• [TO DO]: Extract the text of each entry below exactly, leaving every image behind.

• [SOURCE RECORDS]:
>>>

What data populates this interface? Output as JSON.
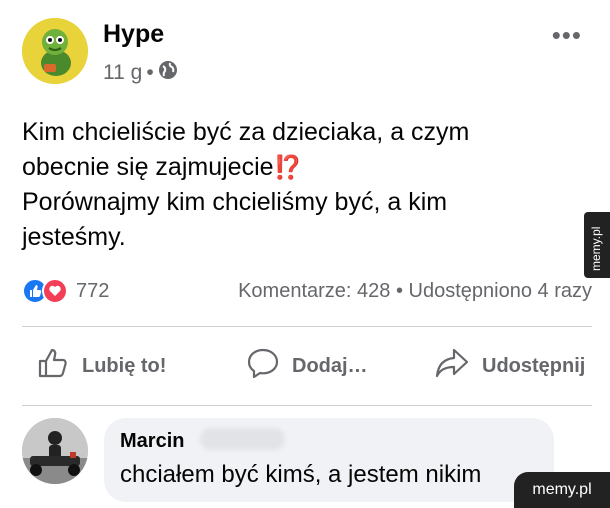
{
  "post": {
    "author": "Hype",
    "time": "11 g",
    "separator": "•",
    "text_line1": "Kim chcieliście być za dzieciaka, a czym",
    "text_line2": "obecnie się zajmujecie",
    "text_emoji": "⁉️",
    "text_line3": "Porównajmy kim chcieliśmy być, a kim",
    "text_line4": "jesteśmy."
  },
  "stats": {
    "reactions_count": "772",
    "comments": "Komentarze: 428",
    "dot": "•",
    "shares": "Udostępniono 4 razy"
  },
  "actions": {
    "like": "Lubię to!",
    "comment": "Dodaj…",
    "share": "Udostępnij"
  },
  "comment": {
    "name": "Marcin",
    "text": "chciałem być kimś, a jestem nikim"
  },
  "watermarks": {
    "side": "memy.pl",
    "bottom": "memy.pl"
  },
  "colors": {
    "like_blue": "#1877f2",
    "love_red": "#f33e58",
    "muted": "#65676b"
  }
}
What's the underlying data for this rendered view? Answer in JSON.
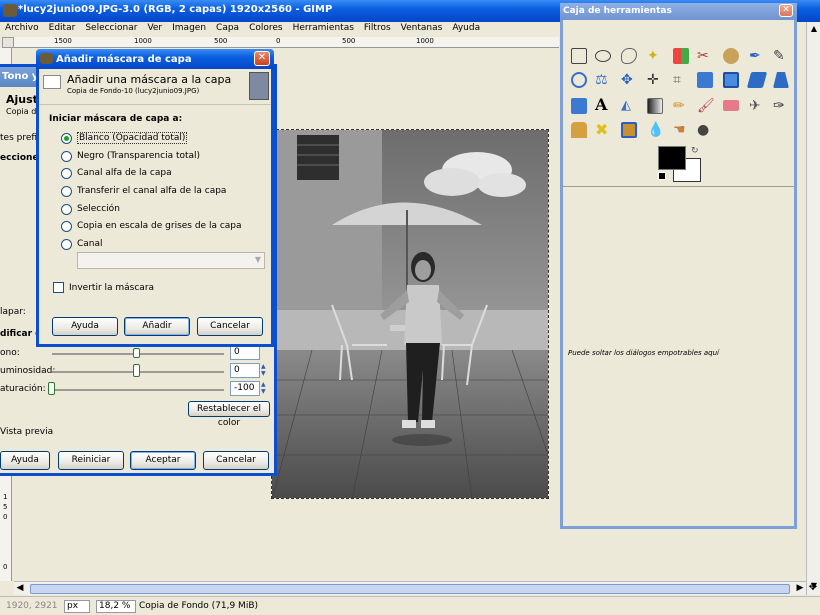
{
  "gimp_window": {
    "title": "*lucy2junio09.JPG-3.0 (RGB, 2 capas) 1920x2560 - GIMP",
    "menus": [
      "Archivo",
      "Editar",
      "Seleccionar",
      "Ver",
      "Imagen",
      "Capa",
      "Colores",
      "Herramientas",
      "Filtros",
      "Ventanas",
      "Ayuda"
    ],
    "ruler_marks": [
      "1500",
      "1000",
      "500",
      "0",
      "500",
      "1000"
    ],
    "vruler_marks": [
      "1",
      "5",
      "0",
      "0"
    ],
    "status": {
      "coords": "1920, 2921",
      "unit": "px",
      "zoom": "18,2 %",
      "layer_info": "Copia de Fondo (71,9 MiB)"
    }
  },
  "hue_dialog": {
    "title": "Tono y s",
    "header_title": "Ajusta",
    "header_sub": "Copia de",
    "presets_label": "tes prefij",
    "select_label": "eccione c",
    "overlap_label": "lapar:",
    "modify_label": "dificar el",
    "hue_label": "ono:",
    "hue_value": "0",
    "lightness_label": "uminosidad:",
    "lightness_value": "0",
    "saturation_label": "aturación:",
    "saturation_value": "-100",
    "saturation_level": 0,
    "reset_color_btn": "Restablecer el color",
    "preview_label": "Vista previa",
    "buttons": {
      "help": "Ayuda",
      "reset": "Reiniciar",
      "accept": "Aceptar",
      "cancel": "Cancelar"
    }
  },
  "mask_dialog": {
    "title": "Añadir máscara de capa",
    "header_title": "Añadir una máscara a la capa",
    "header_sub": "Copia de Fondo-10 (lucy2junio09.JPG)",
    "section_label": "Iniciar máscara de capa a:",
    "options": [
      {
        "label": "Blanco (Opacidad total)",
        "selected": true
      },
      {
        "label": "Negro (Transparencia total)",
        "selected": false
      },
      {
        "label": "Canal alfa de la capa",
        "selected": false
      },
      {
        "label": "Transferir el canal alfa de la capa",
        "selected": false
      },
      {
        "label": "Selección",
        "selected": false
      },
      {
        "label": "Copia en escala de grises de la capa",
        "selected": false
      },
      {
        "label": "Canal",
        "selected": false
      }
    ],
    "invert_label": "Invertir la máscara",
    "invert_checked": false,
    "buttons": {
      "help": "Ayuda",
      "add": "Añadir",
      "cancel": "Cancelar"
    }
  },
  "toolbox": {
    "title": "Caja de herramientas",
    "drop_hint": "Puede soltar los diálogos empotrables aquí",
    "fg_color": "#000000",
    "bg_color": "#ffffff"
  }
}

<<<

• [COMPLETE OUTPUT]:
What data populates this interface? Output as JSON.
{
  "post": {
    "author": "Hype",
    "time": "11 g",
    "separator": "•",
    "text_line1": "Kim chcieliście być za dzieciaka, a czym",
    "text_line2": "obecnie się zajmujecie",
    "text_emoji": "⁉️",
    "text_line3": "Porównajmy kim chcieliśmy być, a kim",
    "text_line4": "jesteśmy."
  },
  "stats": {
    "reactions_count": "772",
    "comments": "Komentarze: 428",
    "dot": "•",
    "shares": "Udostępniono 4 razy"
  },
  "actions": {
    "like": "Lubię to!",
    "comment": "Dodaj…",
    "share": "Udostępnij"
  },
  "comment": {
    "name": "Marcin",
    "text": "chciałem być kimś, a jestem nikim"
  },
  "watermarks": {
    "side": "memy.pl",
    "bottom": "memy.pl"
  },
  "colors": {
    "like_blue": "#1877f2",
    "love_red": "#f33e58",
    "muted": "#65676b"
  }
}
What's the underlying data for this rendered view? Answer in JSON.
{
  "gimp_window": {
    "title": "*lucy2junio09.JPG-3.0 (RGB, 2 capas) 1920x2560 - GIMP",
    "menus": [
      "Archivo",
      "Editar",
      "Seleccionar",
      "Ver",
      "Imagen",
      "Capa",
      "Colores",
      "Herramientas",
      "Filtros",
      "Ventanas",
      "Ayuda"
    ],
    "ruler_marks": [
      "1500",
      "1000",
      "500",
      "0",
      "500",
      "1000"
    ],
    "vruler_marks": [
      "1",
      "5",
      "0",
      "0"
    ],
    "status": {
      "coords": "1920, 2921",
      "unit": "px",
      "zoom": "18,2 %",
      "layer_info": "Copia de Fondo (71,9 MiB)"
    }
  },
  "hue_dialog": {
    "title": "Tono y s",
    "header_title": "Ajusta",
    "header_sub": "Copia de",
    "presets_label": "tes prefij",
    "select_label": "eccione c",
    "overlap_label": "lapar:",
    "modify_label": "dificar el",
    "hue_label": "ono:",
    "hue_value": "0",
    "lightness_label": "uminosidad:",
    "lightness_value": "0",
    "saturation_label": "aturación:",
    "saturation_value": "-100",
    "saturation_level": 0,
    "reset_color_btn": "Restablecer el color",
    "preview_label": "Vista previa",
    "buttons": {
      "help": "Ayuda",
      "reset": "Reiniciar",
      "accept": "Aceptar",
      "cancel": "Cancelar"
    }
  },
  "mask_dialog": {
    "title": "Añadir máscara de capa",
    "header_title": "Añadir una máscara a la capa",
    "header_sub": "Copia de Fondo-10 (lucy2junio09.JPG)",
    "section_label": "Iniciar máscara de capa a:",
    "options": [
      {
        "label": "Blanco (Opacidad total)",
        "selected": true
      },
      {
        "label": "Negro (Transparencia total)",
        "selected": false
      },
      {
        "label": "Canal alfa de la capa",
        "selected": false
      },
      {
        "label": "Transferir el canal alfa de la capa",
        "selected": false
      },
      {
        "label": "Selección",
        "selected": false
      },
      {
        "label": "Copia en escala de grises de la capa",
        "selected": false
      },
      {
        "label": "Canal",
        "selected": false
      }
    ],
    "invert_label": "Invertir la máscara",
    "invert_checked": false,
    "buttons": {
      "help": "Ayuda",
      "add": "Añadir",
      "cancel": "Cancelar"
    }
  },
  "toolbox": {
    "title": "Caja de herramientas",
    "drop_hint": "Puede soltar los diálogos empotrables aquí",
    "fg_color": "#000000",
    "bg_color": "#ffffff"
  }
}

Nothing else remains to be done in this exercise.